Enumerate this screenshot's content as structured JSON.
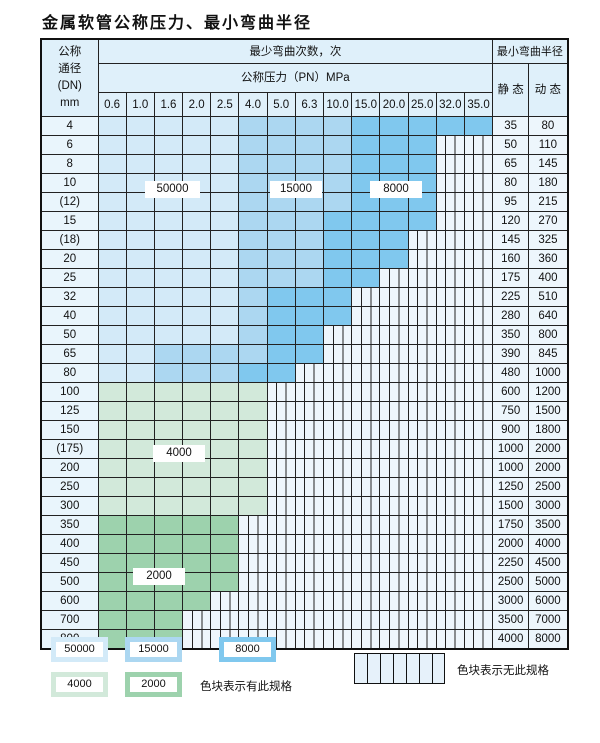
{
  "title": "金属软管公称压力、最小弯曲半径",
  "header": {
    "dn_label_lines": [
      "公称",
      "通径",
      "(DN)",
      "mm"
    ],
    "cycles_label": "最少弯曲次数，次",
    "pressure_label": "公称压力（PN）MPa",
    "radius_label": "最小弯曲半径",
    "static_label": "静 态",
    "dynamic_label": "动 态",
    "pressures": [
      "0.6",
      "1.0",
      "1.6",
      "2.0",
      "2.5",
      "4.0",
      "5.0",
      "6.3",
      "10.0",
      "15.0",
      "20.0",
      "25.0",
      "32.0",
      "35.0"
    ]
  },
  "tier_colors": {
    "t1": "#d3eaf8",
    "t2": "#acd7f1",
    "t3": "#80c8ee",
    "g1": "#d2e9da",
    "g2": "#9dd2ad"
  },
  "tier_legend": {
    "t1": "50000",
    "t2": "15000",
    "t3": "8000",
    "g1": "4000",
    "g2": "2000"
  },
  "rows": [
    {
      "dn": "4",
      "static": "35",
      "dynamic": "80",
      "cells": "11111222233333"
    },
    {
      "dn": "6",
      "static": "50",
      "dynamic": "110",
      "cells": "111112222333hh"
    },
    {
      "dn": "8",
      "static": "65",
      "dynamic": "145",
      "cells": "111112222333hh"
    },
    {
      "dn": "10",
      "static": "80",
      "dynamic": "180",
      "cells": "111112222333hh"
    },
    {
      "dn": "(12)",
      "static": "95",
      "dynamic": "215",
      "cells": "111112222333hh"
    },
    {
      "dn": "15",
      "static": "120",
      "dynamic": "270",
      "cells": "111112223333hh"
    },
    {
      "dn": "(18)",
      "static": "145",
      "dynamic": "325",
      "cells": "11111222333hhh"
    },
    {
      "dn": "20",
      "static": "160",
      "dynamic": "360",
      "cells": "11111222333hhh"
    },
    {
      "dn": "25",
      "static": "175",
      "dynamic": "400",
      "cells": "1111122233hhhh"
    },
    {
      "dn": "32",
      "static": "225",
      "dynamic": "510",
      "cells": "111112333hhhhh"
    },
    {
      "dn": "40",
      "static": "280",
      "dynamic": "640",
      "cells": "111112333hhhhh"
    },
    {
      "dn": "50",
      "static": "350",
      "dynamic": "800",
      "cells": "11111233hhhhhh"
    },
    {
      "dn": "65",
      "static": "390",
      "dynamic": "845",
      "cells": "11222233hhhhhh"
    },
    {
      "dn": "80",
      "static": "480",
      "dynamic": "1000",
      "cells": "1122233hhhhhhh"
    },
    {
      "dn": "100",
      "static": "600",
      "dynamic": "1200",
      "cells": "gggggghhhhhhhh"
    },
    {
      "dn": "125",
      "static": "750",
      "dynamic": "1500",
      "cells": "gggggghhhhhhhh"
    },
    {
      "dn": "150",
      "static": "900",
      "dynamic": "1800",
      "cells": "gggggghhhhhhhh"
    },
    {
      "dn": "(175)",
      "static": "1000",
      "dynamic": "2000",
      "cells": "gggggghhhhhhhh"
    },
    {
      "dn": "200",
      "static": "1000",
      "dynamic": "2000",
      "cells": "gggggghhhhhhhh"
    },
    {
      "dn": "250",
      "static": "1250",
      "dynamic": "2500",
      "cells": "gggggghhhhhhhh"
    },
    {
      "dn": "300",
      "static": "1500",
      "dynamic": "3000",
      "cells": "gggggghhhhhhhh"
    },
    {
      "dn": "350",
      "static": "1750",
      "dynamic": "3500",
      "cells": "GGGGGhhhhhhhhh"
    },
    {
      "dn": "400",
      "static": "2000",
      "dynamic": "4000",
      "cells": "GGGGGhhhhhhhhh"
    },
    {
      "dn": "450",
      "static": "2250",
      "dynamic": "4500",
      "cells": "GGGGGhhhhhhhhh"
    },
    {
      "dn": "500",
      "static": "2500",
      "dynamic": "5000",
      "cells": "GGGGGhhhhhhhhh"
    },
    {
      "dn": "600",
      "static": "3000",
      "dynamic": "6000",
      "cells": "GGGGhhhhhhhhhh"
    },
    {
      "dn": "700",
      "static": "3500",
      "dynamic": "7000",
      "cells": "GGGhhhhhhhhhhh"
    },
    {
      "dn": "800",
      "static": "4000",
      "dynamic": "8000",
      "cells": "GGGhhhhhhhhhhh"
    }
  ],
  "legend": {
    "has_spec_text": "色块表示有此规格",
    "no_spec_text": "色块表示无此规格"
  }
}
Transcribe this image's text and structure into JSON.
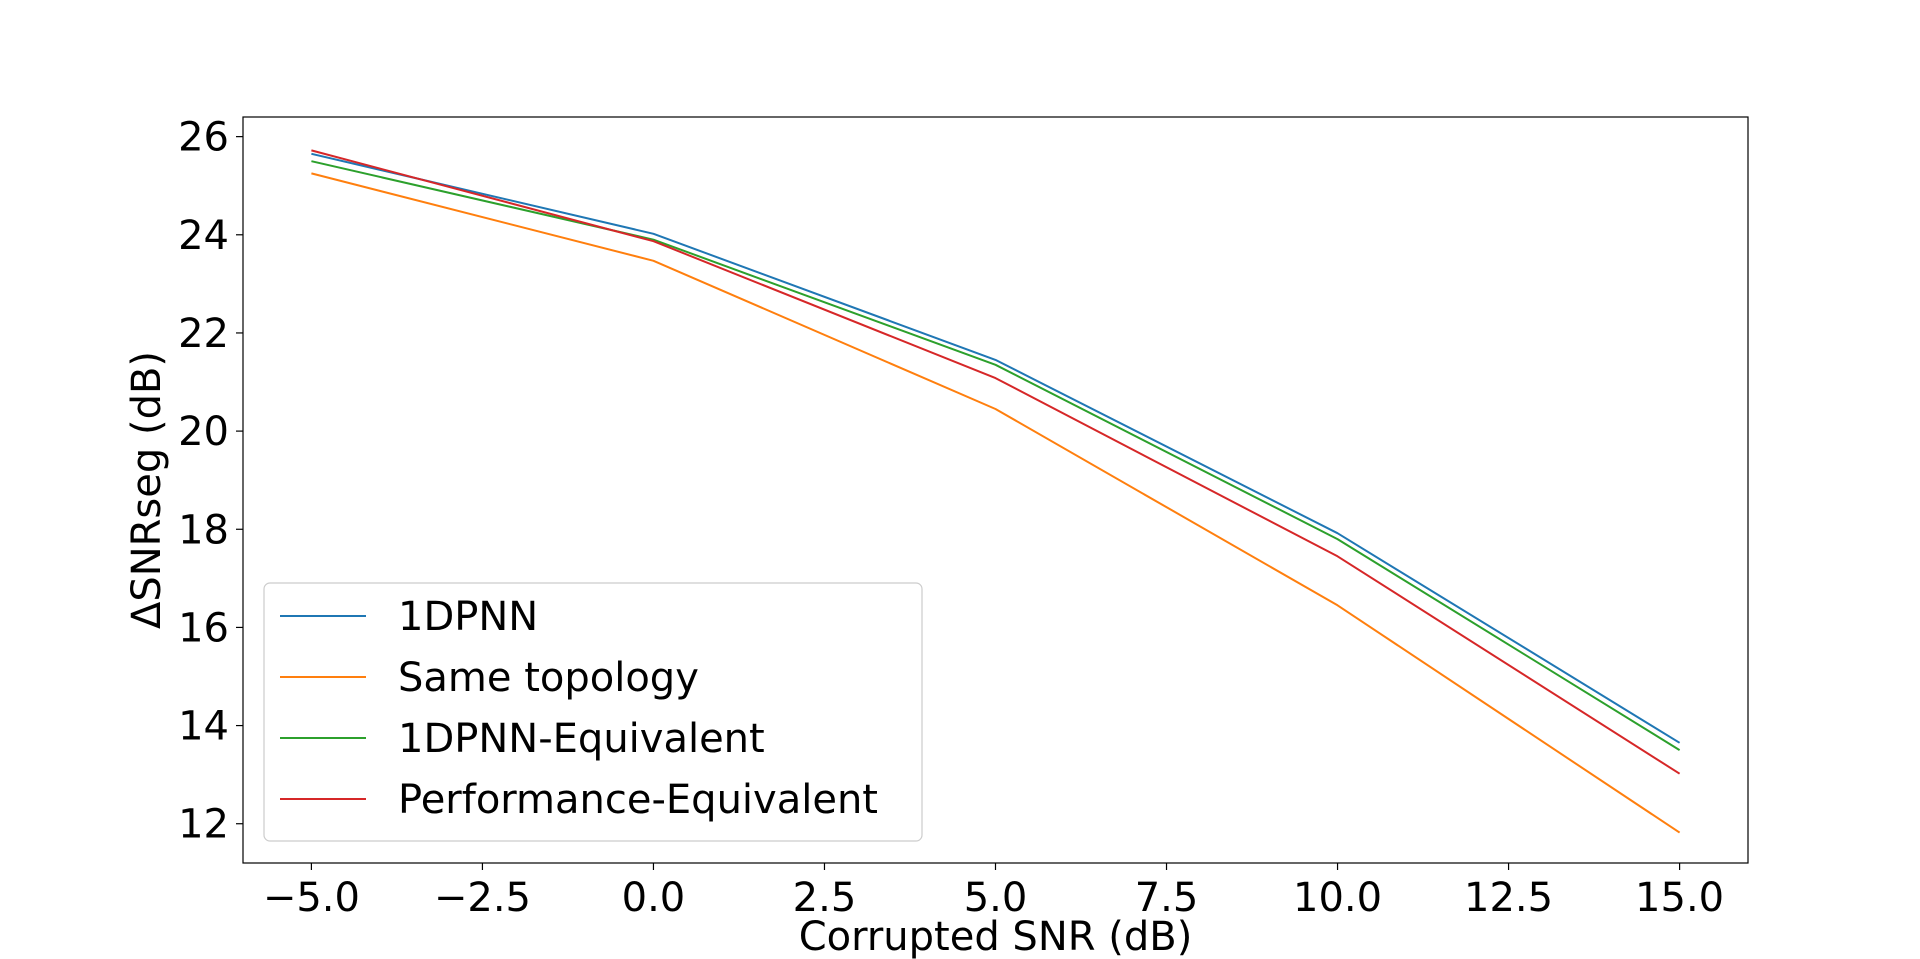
{
  "chart_data": {
    "type": "line",
    "xlabel": "Corrupted SNR (dB)",
    "ylabel": "ΔSNRseg (dB)",
    "xlim": [
      -6.0,
      16.0
    ],
    "ylim": [
      11.2,
      26.4
    ],
    "xticks": [
      -5.0,
      -2.5,
      0.0,
      2.5,
      5.0,
      7.5,
      10.0,
      12.5,
      15.0
    ],
    "xtick_labels": [
      "−5.0",
      "−2.5",
      "0.0",
      "2.5",
      "5.0",
      "7.5",
      "10.0",
      "12.5",
      "15.0"
    ],
    "yticks": [
      12,
      14,
      16,
      18,
      20,
      22,
      24,
      26
    ],
    "ytick_labels": [
      "12",
      "14",
      "16",
      "18",
      "20",
      "22",
      "24",
      "26"
    ],
    "grid": false,
    "legend_position": "lower-left",
    "x": [
      -5,
      0,
      5,
      10,
      15
    ],
    "series": [
      {
        "name": "1DPNN",
        "color": "#1f77b4",
        "values": [
          25.65,
          24.02,
          21.45,
          17.92,
          13.65
        ]
      },
      {
        "name": "Same topology",
        "color": "#ff7f0e",
        "values": [
          25.25,
          23.47,
          20.45,
          16.45,
          11.82
        ]
      },
      {
        "name": "1DPNN-Equivalent",
        "color": "#2ca02c",
        "values": [
          25.5,
          23.9,
          21.35,
          17.8,
          13.5
        ]
      },
      {
        "name": "Performance-Equivalent",
        "color": "#d62728",
        "values": [
          25.72,
          23.87,
          21.08,
          17.45,
          13.02
        ]
      }
    ]
  }
}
*-*-*
What you will do:
Print each record exactly as it stands, leaving the images out.

The completed task:
Enumerate this screenshot's content as structured JSON.
{
  "title": "金属软管公称压力、最小弯曲半径",
  "header": {
    "dn_label_lines": [
      "公称",
      "通径",
      "(DN)",
      "mm"
    ],
    "cycles_label": "最少弯曲次数，次",
    "pressure_label": "公称压力（PN）MPa",
    "radius_label": "最小弯曲半径",
    "static_label": "静 态",
    "dynamic_label": "动 态",
    "pressures": [
      "0.6",
      "1.0",
      "1.6",
      "2.0",
      "2.5",
      "4.0",
      "5.0",
      "6.3",
      "10.0",
      "15.0",
      "20.0",
      "25.0",
      "32.0",
      "35.0"
    ]
  },
  "tier_colors": {
    "t1": "#d3eaf8",
    "t2": "#acd7f1",
    "t3": "#80c8ee",
    "g1": "#d2e9da",
    "g2": "#9dd2ad"
  },
  "tier_legend": {
    "t1": "50000",
    "t2": "15000",
    "t3": "8000",
    "g1": "4000",
    "g2": "2000"
  },
  "rows": [
    {
      "dn": "4",
      "static": "35",
      "dynamic": "80",
      "cells": "11111222233333"
    },
    {
      "dn": "6",
      "static": "50",
      "dynamic": "110",
      "cells": "111112222333hh"
    },
    {
      "dn": "8",
      "static": "65",
      "dynamic": "145",
      "cells": "111112222333hh"
    },
    {
      "dn": "10",
      "static": "80",
      "dynamic": "180",
      "cells": "111112222333hh"
    },
    {
      "dn": "(12)",
      "static": "95",
      "dynamic": "215",
      "cells": "111112222333hh"
    },
    {
      "dn": "15",
      "static": "120",
      "dynamic": "270",
      "cells": "111112223333hh"
    },
    {
      "dn": "(18)",
      "static": "145",
      "dynamic": "325",
      "cells": "11111222333hhh"
    },
    {
      "dn": "20",
      "static": "160",
      "dynamic": "360",
      "cells": "11111222333hhh"
    },
    {
      "dn": "25",
      "static": "175",
      "dynamic": "400",
      "cells": "1111122233hhhh"
    },
    {
      "dn": "32",
      "static": "225",
      "dynamic": "510",
      "cells": "111112333hhhhh"
    },
    {
      "dn": "40",
      "static": "280",
      "dynamic": "640",
      "cells": "111112333hhhhh"
    },
    {
      "dn": "50",
      "static": "350",
      "dynamic": "800",
      "cells": "11111233hhhhhh"
    },
    {
      "dn": "65",
      "static": "390",
      "dynamic": "845",
      "cells": "11222233hhhhhh"
    },
    {
      "dn": "80",
      "static": "480",
      "dynamic": "1000",
      "cells": "1122233hhhhhhh"
    },
    {
      "dn": "100",
      "static": "600",
      "dynamic": "1200",
      "cells": "gggggghhhhhhhh"
    },
    {
      "dn": "125",
      "static": "750",
      "dynamic": "1500",
      "cells": "gggggghhhhhhhh"
    },
    {
      "dn": "150",
      "static": "900",
      "dynamic": "1800",
      "cells": "gggggghhhhhhhh"
    },
    {
      "dn": "(175)",
      "static": "1000",
      "dynamic": "2000",
      "cells": "gggggghhhhhhhh"
    },
    {
      "dn": "200",
      "static": "1000",
      "dynamic": "2000",
      "cells": "gggggghhhhhhhh"
    },
    {
      "dn": "250",
      "static": "1250",
      "dynamic": "2500",
      "cells": "gggggghhhhhhhh"
    },
    {
      "dn": "300",
      "static": "1500",
      "dynamic": "3000",
      "cells": "gggggghhhhhhhh"
    },
    {
      "dn": "350",
      "static": "1750",
      "dynamic": "3500",
      "cells": "GGGGGhhhhhhhhh"
    },
    {
      "dn": "400",
      "static": "2000",
      "dynamic": "4000",
      "cells": "GGGGGhhhhhhhhh"
    },
    {
      "dn": "450",
      "static": "2250",
      "dynamic": "4500",
      "cells": "GGGGGhhhhhhhhh"
    },
    {
      "dn": "500",
      "static": "2500",
      "dynamic": "5000",
      "cells": "GGGGGhhhhhhhhh"
    },
    {
      "dn": "600",
      "static": "3000",
      "dynamic": "6000",
      "cells": "GGGGhhhhhhhhhh"
    },
    {
      "dn": "700",
      "static": "3500",
      "dynamic": "7000",
      "cells": "GGGhhhhhhhhhhh"
    },
    {
      "dn": "800",
      "static": "4000",
      "dynamic": "8000",
      "cells": "GGGhhhhhhhhhhh"
    }
  ],
  "legend": {
    "has_spec_text": "色块表示有此规格",
    "no_spec_text": "色块表示无此规格"
  }
}
Transcribe this image's text and structure into JSON.
{
  "chart_data": {
    "type": "line",
    "xlabel": "Corrupted SNR (dB)",
    "ylabel": "ΔSNRseg (dB)",
    "xlim": [
      -6.0,
      16.0
    ],
    "ylim": [
      11.2,
      26.4
    ],
    "xticks": [
      -5.0,
      -2.5,
      0.0,
      2.5,
      5.0,
      7.5,
      10.0,
      12.5,
      15.0
    ],
    "xtick_labels": [
      "−5.0",
      "−2.5",
      "0.0",
      "2.5",
      "5.0",
      "7.5",
      "10.0",
      "12.5",
      "15.0"
    ],
    "yticks": [
      12,
      14,
      16,
      18,
      20,
      22,
      24,
      26
    ],
    "ytick_labels": [
      "12",
      "14",
      "16",
      "18",
      "20",
      "22",
      "24",
      "26"
    ],
    "grid": false,
    "legend_position": "lower-left",
    "x": [
      -5,
      0,
      5,
      10,
      15
    ],
    "series": [
      {
        "name": "1DPNN",
        "color": "#1f77b4",
        "values": [
          25.65,
          24.02,
          21.45,
          17.92,
          13.65
        ]
      },
      {
        "name": "Same topology",
        "color": "#ff7f0e",
        "values": [
          25.25,
          23.47,
          20.45,
          16.45,
          11.82
        ]
      },
      {
        "name": "1DPNN-Equivalent",
        "color": "#2ca02c",
        "values": [
          25.5,
          23.9,
          21.35,
          17.8,
          13.5
        ]
      },
      {
        "name": "Performance-Equivalent",
        "color": "#d62728",
        "values": [
          25.72,
          23.87,
          21.08,
          17.45,
          13.02
        ]
      }
    ]
  }
}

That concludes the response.